— Start INFORMATION SHOWN —

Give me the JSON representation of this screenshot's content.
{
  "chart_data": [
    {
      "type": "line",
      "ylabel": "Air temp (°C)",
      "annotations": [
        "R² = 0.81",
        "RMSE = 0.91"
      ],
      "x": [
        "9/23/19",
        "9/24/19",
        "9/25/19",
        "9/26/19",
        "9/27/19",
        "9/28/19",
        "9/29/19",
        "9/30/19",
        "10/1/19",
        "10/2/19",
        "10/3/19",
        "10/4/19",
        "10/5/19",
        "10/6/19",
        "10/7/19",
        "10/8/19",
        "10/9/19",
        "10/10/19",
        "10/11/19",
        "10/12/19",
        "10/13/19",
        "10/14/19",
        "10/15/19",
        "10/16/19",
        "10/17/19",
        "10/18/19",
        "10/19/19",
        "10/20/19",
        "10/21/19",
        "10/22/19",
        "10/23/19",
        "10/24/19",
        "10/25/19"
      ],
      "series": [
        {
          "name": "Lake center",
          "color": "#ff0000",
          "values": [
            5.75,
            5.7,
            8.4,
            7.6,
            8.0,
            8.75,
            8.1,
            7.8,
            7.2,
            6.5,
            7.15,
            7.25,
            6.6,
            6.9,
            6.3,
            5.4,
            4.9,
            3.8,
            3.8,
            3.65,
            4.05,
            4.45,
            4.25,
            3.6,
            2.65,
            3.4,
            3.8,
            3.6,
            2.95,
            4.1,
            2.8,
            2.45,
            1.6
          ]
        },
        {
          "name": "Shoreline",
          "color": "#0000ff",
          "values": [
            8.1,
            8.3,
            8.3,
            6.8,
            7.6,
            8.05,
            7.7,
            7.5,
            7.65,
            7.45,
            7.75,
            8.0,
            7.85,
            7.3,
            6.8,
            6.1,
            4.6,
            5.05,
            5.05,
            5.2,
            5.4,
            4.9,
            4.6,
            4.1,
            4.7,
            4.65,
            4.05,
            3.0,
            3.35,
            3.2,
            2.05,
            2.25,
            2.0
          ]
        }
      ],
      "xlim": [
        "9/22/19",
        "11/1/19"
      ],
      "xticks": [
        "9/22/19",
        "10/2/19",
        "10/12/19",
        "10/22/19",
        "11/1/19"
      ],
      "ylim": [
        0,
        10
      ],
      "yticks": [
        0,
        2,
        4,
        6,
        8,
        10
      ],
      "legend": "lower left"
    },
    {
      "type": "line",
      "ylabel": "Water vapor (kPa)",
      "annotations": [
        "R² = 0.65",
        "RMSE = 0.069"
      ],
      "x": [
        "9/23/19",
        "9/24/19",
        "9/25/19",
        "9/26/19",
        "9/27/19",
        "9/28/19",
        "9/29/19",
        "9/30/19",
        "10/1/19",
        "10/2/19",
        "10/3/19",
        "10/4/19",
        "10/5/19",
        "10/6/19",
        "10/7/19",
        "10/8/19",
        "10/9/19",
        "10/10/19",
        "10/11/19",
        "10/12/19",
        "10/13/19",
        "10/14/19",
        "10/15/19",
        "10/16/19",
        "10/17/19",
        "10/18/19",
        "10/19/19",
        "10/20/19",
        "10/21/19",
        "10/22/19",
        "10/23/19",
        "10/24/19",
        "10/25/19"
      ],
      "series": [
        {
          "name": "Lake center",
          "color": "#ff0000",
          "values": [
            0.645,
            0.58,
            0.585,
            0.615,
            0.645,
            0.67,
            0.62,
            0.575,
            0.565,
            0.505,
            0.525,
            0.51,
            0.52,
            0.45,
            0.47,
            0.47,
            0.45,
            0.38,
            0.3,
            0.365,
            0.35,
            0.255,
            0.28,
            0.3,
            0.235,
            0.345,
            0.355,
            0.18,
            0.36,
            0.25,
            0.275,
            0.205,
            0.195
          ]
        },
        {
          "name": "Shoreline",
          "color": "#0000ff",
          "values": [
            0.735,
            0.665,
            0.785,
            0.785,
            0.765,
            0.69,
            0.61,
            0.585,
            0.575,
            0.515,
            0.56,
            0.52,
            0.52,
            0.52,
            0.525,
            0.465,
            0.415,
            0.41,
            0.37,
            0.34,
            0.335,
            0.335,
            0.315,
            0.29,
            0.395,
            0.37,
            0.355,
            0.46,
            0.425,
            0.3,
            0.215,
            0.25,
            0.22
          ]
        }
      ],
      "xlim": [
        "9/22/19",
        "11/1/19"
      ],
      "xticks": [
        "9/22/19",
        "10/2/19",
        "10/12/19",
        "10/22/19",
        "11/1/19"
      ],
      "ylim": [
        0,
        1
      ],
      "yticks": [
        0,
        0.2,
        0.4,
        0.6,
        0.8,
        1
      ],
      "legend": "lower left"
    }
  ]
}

— End INFORMATION SHOWN —

| AIM |
Write out every line from the records above, word for word.

| EXERCISE OUTPUT |
Give me the JSON representation of this screenshot's content.
{
  "chart_data": [
    {
      "type": "line",
      "ylabel": "Air temp (°C)",
      "annotations": [
        "R² = 0.81",
        "RMSE = 0.91"
      ],
      "x": [
        "9/23/19",
        "9/24/19",
        "9/25/19",
        "9/26/19",
        "9/27/19",
        "9/28/19",
        "9/29/19",
        "9/30/19",
        "10/1/19",
        "10/2/19",
        "10/3/19",
        "10/4/19",
        "10/5/19",
        "10/6/19",
        "10/7/19",
        "10/8/19",
        "10/9/19",
        "10/10/19",
        "10/11/19",
        "10/12/19",
        "10/13/19",
        "10/14/19",
        "10/15/19",
        "10/16/19",
        "10/17/19",
        "10/18/19",
        "10/19/19",
        "10/20/19",
        "10/21/19",
        "10/22/19",
        "10/23/19",
        "10/24/19",
        "10/25/19"
      ],
      "series": [
        {
          "name": "Lake center",
          "color": "#ff0000",
          "values": [
            5.75,
            5.7,
            8.4,
            7.6,
            8.0,
            8.75,
            8.1,
            7.8,
            7.2,
            6.5,
            7.15,
            7.25,
            6.6,
            6.9,
            6.3,
            5.4,
            4.9,
            3.8,
            3.8,
            3.65,
            4.05,
            4.45,
            4.25,
            3.6,
            2.65,
            3.4,
            3.8,
            3.6,
            2.95,
            4.1,
            2.8,
            2.45,
            1.6
          ]
        },
        {
          "name": "Shoreline",
          "color": "#0000ff",
          "values": [
            8.1,
            8.3,
            8.3,
            6.8,
            7.6,
            8.05,
            7.7,
            7.5,
            7.65,
            7.45,
            7.75,
            8.0,
            7.85,
            7.3,
            6.8,
            6.1,
            4.6,
            5.05,
            5.05,
            5.2,
            5.4,
            4.9,
            4.6,
            4.1,
            4.7,
            4.65,
            4.05,
            3.0,
            3.35,
            3.2,
            2.05,
            2.25,
            2.0
          ]
        }
      ],
      "xlim": [
        "9/22/19",
        "11/1/19"
      ],
      "xticks": [
        "9/22/19",
        "10/2/19",
        "10/12/19",
        "10/22/19",
        "11/1/19"
      ],
      "ylim": [
        0,
        10
      ],
      "yticks": [
        0,
        2,
        4,
        6,
        8,
        10
      ],
      "legend": "lower left"
    },
    {
      "type": "line",
      "ylabel": "Water vapor (kPa)",
      "annotations": [
        "R² = 0.65",
        "RMSE = 0.069"
      ],
      "x": [
        "9/23/19",
        "9/24/19",
        "9/25/19",
        "9/26/19",
        "9/27/19",
        "9/28/19",
        "9/29/19",
        "9/30/19",
        "10/1/19",
        "10/2/19",
        "10/3/19",
        "10/4/19",
        "10/5/19",
        "10/6/19",
        "10/7/19",
        "10/8/19",
        "10/9/19",
        "10/10/19",
        "10/11/19",
        "10/12/19",
        "10/13/19",
        "10/14/19",
        "10/15/19",
        "10/16/19",
        "10/17/19",
        "10/18/19",
        "10/19/19",
        "10/20/19",
        "10/21/19",
        "10/22/19",
        "10/23/19",
        "10/24/19",
        "10/25/19"
      ],
      "series": [
        {
          "name": "Lake center",
          "color": "#ff0000",
          "values": [
            0.645,
            0.58,
            0.585,
            0.615,
            0.645,
            0.67,
            0.62,
            0.575,
            0.565,
            0.505,
            0.525,
            0.51,
            0.52,
            0.45,
            0.47,
            0.47,
            0.45,
            0.38,
            0.3,
            0.365,
            0.35,
            0.255,
            0.28,
            0.3,
            0.235,
            0.345,
            0.355,
            0.18,
            0.36,
            0.25,
            0.275,
            0.205,
            0.195
          ]
        },
        {
          "name": "Shoreline",
          "color": "#0000ff",
          "values": [
            0.735,
            0.665,
            0.785,
            0.785,
            0.765,
            0.69,
            0.61,
            0.585,
            0.575,
            0.515,
            0.56,
            0.52,
            0.52,
            0.52,
            0.525,
            0.465,
            0.415,
            0.41,
            0.37,
            0.34,
            0.335,
            0.335,
            0.315,
            0.29,
            0.395,
            0.37,
            0.355,
            0.46,
            0.425,
            0.3,
            0.215,
            0.25,
            0.22
          ]
        }
      ],
      "xlim": [
        "9/22/19",
        "11/1/19"
      ],
      "xticks": [
        "9/22/19",
        "10/2/19",
        "10/12/19",
        "10/22/19",
        "11/1/19"
      ],
      "ylim": [
        0,
        1
      ],
      "yticks": [
        0,
        0.2,
        0.4,
        0.6,
        0.8,
        1
      ],
      "legend": "lower left"
    }
  ]
}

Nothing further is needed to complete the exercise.